* [Problem statement]
Your copy starts at the line containing "Output a JSON" and ends at the last line below. Copy exactly, without pictures.
(The data)
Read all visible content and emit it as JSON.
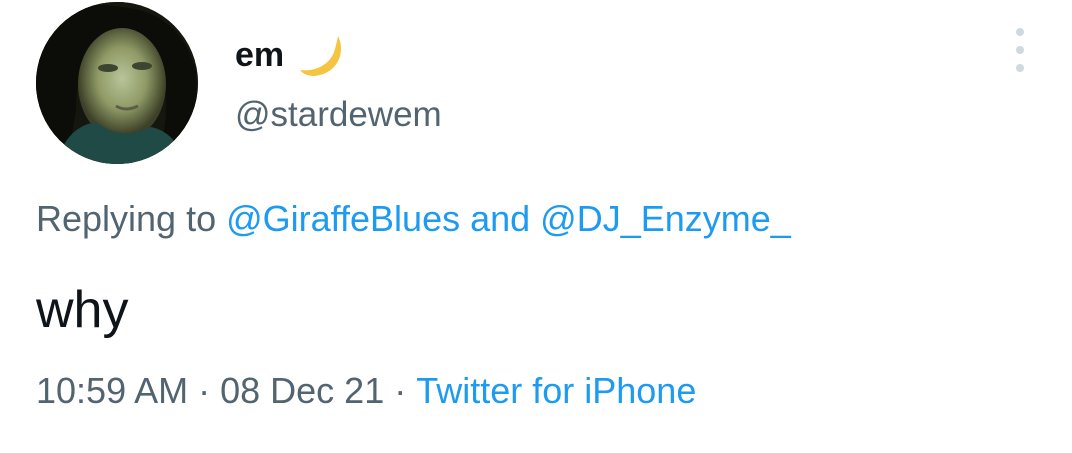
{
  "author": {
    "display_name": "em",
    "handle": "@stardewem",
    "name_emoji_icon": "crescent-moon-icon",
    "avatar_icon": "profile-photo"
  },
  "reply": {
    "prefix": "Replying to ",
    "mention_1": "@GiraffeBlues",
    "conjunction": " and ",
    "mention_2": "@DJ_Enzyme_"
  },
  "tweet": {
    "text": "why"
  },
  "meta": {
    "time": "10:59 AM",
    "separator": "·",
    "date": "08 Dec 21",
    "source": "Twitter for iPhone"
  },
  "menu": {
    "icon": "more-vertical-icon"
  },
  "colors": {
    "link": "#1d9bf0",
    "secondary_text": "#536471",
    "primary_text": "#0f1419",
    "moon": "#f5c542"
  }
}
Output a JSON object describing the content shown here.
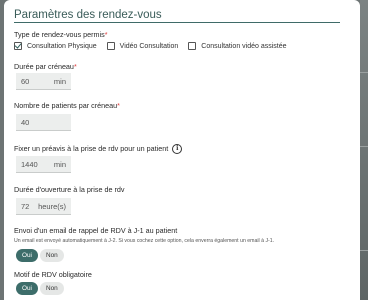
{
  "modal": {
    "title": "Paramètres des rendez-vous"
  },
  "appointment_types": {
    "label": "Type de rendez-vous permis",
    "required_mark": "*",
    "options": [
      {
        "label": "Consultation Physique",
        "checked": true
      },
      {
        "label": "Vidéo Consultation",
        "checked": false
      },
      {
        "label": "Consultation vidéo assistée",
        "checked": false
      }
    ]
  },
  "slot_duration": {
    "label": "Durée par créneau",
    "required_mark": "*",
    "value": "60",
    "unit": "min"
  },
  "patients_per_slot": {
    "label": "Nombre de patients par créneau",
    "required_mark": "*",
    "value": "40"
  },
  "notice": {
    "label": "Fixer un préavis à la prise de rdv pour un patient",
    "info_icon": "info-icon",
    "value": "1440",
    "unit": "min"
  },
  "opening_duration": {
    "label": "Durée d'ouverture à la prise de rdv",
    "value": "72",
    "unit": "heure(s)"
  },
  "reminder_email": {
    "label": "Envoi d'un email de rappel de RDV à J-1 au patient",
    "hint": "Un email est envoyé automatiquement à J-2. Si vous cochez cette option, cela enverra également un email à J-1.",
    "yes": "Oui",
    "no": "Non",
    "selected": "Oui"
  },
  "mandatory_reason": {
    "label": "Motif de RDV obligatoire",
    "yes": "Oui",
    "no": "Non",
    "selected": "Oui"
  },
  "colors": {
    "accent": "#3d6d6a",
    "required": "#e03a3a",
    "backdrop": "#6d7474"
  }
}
(End The data)
* [Written reply]
Output a JSON object describing the content shown here.
{
  "modal": {
    "title": "Paramètres des rendez-vous"
  },
  "appointment_types": {
    "label": "Type de rendez-vous permis",
    "required_mark": "*",
    "options": [
      {
        "label": "Consultation Physique",
        "checked": true
      },
      {
        "label": "Vidéo Consultation",
        "checked": false
      },
      {
        "label": "Consultation vidéo assistée",
        "checked": false
      }
    ]
  },
  "slot_duration": {
    "label": "Durée par créneau",
    "required_mark": "*",
    "value": "60",
    "unit": "min"
  },
  "patients_per_slot": {
    "label": "Nombre de patients par créneau",
    "required_mark": "*",
    "value": "40"
  },
  "notice": {
    "label": "Fixer un préavis à la prise de rdv pour un patient",
    "info_icon": "info-icon",
    "value": "1440",
    "unit": "min"
  },
  "opening_duration": {
    "label": "Durée d'ouverture à la prise de rdv",
    "value": "72",
    "unit": "heure(s)"
  },
  "reminder_email": {
    "label": "Envoi d'un email de rappel de RDV à J-1 au patient",
    "hint": "Un email est envoyé automatiquement à J-2. Si vous cochez cette option, cela enverra également un email à J-1.",
    "yes": "Oui",
    "no": "Non",
    "selected": "Oui"
  },
  "mandatory_reason": {
    "label": "Motif de RDV obligatoire",
    "yes": "Oui",
    "no": "Non",
    "selected": "Oui"
  },
  "colors": {
    "accent": "#3d6d6a",
    "required": "#e03a3a",
    "backdrop": "#6d7474"
  }
}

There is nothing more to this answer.